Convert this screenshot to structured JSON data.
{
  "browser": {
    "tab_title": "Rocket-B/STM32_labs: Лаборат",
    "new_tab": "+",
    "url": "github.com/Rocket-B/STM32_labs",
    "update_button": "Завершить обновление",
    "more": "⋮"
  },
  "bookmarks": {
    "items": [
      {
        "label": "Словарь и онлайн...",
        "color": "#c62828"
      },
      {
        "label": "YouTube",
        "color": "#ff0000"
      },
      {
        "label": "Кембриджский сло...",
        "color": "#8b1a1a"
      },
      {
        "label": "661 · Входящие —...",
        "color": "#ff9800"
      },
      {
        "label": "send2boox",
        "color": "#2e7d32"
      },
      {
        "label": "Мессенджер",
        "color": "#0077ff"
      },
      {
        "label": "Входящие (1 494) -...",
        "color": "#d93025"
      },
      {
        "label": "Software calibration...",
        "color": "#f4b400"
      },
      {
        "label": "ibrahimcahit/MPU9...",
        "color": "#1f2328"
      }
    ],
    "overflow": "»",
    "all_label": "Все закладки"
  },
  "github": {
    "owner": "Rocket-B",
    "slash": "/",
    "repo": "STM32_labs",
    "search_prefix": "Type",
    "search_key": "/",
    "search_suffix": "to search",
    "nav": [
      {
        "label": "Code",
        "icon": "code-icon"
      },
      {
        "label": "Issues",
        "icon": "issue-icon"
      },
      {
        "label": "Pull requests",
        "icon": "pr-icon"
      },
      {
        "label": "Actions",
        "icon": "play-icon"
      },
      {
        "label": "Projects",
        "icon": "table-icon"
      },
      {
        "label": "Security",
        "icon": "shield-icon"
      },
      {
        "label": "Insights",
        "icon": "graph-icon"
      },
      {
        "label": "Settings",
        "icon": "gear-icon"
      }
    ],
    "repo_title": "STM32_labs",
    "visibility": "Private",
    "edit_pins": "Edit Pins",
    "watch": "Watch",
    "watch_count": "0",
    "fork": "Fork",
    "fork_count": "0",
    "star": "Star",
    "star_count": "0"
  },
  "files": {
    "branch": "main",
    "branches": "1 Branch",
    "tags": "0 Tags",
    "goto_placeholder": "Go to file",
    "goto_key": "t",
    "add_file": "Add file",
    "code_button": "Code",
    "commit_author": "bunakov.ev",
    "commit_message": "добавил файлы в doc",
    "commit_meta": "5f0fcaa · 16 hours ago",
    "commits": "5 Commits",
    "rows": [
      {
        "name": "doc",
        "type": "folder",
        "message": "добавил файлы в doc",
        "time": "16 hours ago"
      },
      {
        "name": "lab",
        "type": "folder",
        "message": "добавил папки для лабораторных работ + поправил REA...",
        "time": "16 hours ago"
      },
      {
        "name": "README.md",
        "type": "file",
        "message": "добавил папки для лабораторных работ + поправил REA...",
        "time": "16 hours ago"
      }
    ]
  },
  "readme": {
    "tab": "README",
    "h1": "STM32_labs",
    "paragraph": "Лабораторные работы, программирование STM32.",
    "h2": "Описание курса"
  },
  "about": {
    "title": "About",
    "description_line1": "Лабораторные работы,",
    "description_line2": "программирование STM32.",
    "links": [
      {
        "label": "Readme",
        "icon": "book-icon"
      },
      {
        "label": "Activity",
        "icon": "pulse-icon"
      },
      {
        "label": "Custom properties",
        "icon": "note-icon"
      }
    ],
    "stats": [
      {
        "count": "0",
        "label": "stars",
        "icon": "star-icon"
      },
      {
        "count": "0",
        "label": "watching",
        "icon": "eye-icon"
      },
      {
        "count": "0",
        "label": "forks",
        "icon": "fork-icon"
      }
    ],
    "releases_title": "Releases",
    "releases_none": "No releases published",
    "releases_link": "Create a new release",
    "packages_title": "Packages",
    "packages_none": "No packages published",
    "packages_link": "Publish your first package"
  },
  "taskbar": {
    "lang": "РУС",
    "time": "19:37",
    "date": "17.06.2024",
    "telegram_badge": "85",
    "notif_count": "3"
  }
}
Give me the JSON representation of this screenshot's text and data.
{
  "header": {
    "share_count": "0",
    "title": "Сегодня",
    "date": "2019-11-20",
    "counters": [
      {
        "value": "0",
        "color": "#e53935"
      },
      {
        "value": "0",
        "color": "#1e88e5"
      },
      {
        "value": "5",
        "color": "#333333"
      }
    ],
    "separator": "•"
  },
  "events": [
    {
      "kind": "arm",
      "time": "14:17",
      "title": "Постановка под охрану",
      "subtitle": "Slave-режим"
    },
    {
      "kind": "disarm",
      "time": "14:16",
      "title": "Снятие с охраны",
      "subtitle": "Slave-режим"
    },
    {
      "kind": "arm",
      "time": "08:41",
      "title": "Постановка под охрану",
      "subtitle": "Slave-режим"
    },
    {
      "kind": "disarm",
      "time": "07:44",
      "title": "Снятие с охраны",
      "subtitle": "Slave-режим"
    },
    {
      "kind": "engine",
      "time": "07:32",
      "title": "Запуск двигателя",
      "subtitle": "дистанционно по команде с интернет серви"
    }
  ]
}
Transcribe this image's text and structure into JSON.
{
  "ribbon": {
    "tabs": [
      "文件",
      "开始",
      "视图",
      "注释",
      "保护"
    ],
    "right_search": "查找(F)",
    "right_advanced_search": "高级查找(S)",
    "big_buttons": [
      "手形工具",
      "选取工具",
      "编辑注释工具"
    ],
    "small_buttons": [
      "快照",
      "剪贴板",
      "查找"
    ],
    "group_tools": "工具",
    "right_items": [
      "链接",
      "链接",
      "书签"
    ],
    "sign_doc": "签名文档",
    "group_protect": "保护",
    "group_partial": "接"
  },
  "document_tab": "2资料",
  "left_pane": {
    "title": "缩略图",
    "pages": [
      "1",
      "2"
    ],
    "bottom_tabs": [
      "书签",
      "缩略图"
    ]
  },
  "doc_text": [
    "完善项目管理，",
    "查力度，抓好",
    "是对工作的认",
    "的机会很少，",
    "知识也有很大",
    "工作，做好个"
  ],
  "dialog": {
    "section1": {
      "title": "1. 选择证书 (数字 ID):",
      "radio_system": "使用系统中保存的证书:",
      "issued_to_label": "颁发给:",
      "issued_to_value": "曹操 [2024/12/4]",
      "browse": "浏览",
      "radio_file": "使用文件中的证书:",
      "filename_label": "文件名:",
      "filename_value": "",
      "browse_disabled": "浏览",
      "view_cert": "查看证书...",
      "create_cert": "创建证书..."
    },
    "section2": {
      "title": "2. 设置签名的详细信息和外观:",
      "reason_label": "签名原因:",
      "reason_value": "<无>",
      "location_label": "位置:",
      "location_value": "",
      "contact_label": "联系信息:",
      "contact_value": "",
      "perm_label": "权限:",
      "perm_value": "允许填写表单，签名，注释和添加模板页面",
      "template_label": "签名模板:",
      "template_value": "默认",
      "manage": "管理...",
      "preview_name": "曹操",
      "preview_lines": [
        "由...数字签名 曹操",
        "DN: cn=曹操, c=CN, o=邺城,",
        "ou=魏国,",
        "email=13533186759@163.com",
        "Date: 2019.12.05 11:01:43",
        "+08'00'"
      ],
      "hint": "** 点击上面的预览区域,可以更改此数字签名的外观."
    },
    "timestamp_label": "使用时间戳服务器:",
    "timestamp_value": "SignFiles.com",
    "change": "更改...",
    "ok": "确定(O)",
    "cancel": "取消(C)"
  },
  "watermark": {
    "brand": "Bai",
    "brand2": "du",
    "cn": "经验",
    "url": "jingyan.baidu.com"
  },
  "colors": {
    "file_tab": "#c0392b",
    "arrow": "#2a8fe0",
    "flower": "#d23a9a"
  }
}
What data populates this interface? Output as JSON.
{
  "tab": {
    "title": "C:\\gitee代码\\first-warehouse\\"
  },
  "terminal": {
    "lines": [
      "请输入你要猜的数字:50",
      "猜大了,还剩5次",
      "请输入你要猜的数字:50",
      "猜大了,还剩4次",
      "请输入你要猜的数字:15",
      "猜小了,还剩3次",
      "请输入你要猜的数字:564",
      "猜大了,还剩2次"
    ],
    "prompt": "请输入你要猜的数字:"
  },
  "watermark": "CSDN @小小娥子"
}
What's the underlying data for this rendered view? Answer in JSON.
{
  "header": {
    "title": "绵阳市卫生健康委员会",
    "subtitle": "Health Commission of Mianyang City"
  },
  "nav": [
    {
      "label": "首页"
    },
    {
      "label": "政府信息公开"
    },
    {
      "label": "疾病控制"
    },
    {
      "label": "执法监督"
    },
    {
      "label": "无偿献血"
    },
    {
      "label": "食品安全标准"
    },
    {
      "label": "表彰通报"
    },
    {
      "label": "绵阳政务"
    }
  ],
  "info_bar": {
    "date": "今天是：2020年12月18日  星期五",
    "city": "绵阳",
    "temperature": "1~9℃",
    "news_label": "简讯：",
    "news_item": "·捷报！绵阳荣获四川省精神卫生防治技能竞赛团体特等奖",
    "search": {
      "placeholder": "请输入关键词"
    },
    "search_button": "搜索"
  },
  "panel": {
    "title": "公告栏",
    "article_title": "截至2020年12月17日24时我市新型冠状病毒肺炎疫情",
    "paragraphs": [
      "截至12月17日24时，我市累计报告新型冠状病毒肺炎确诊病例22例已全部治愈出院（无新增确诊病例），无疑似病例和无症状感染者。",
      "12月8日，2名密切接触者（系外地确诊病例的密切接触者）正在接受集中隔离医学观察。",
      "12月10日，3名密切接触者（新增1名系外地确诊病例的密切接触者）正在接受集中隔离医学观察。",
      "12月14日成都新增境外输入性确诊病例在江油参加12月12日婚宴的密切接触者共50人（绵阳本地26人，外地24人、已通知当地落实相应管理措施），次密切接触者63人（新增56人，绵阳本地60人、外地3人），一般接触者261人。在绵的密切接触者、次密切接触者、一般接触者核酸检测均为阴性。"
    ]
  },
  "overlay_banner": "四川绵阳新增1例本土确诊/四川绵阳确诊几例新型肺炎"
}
————————
Problem details: Pull out all lines from the entries above in which the word "Лабораторные" appears.

Reply to the exercise:
    "paragraph": "Лабораторные работы, программирование STM32.",
    "description_line1": "Лабораторные работы,",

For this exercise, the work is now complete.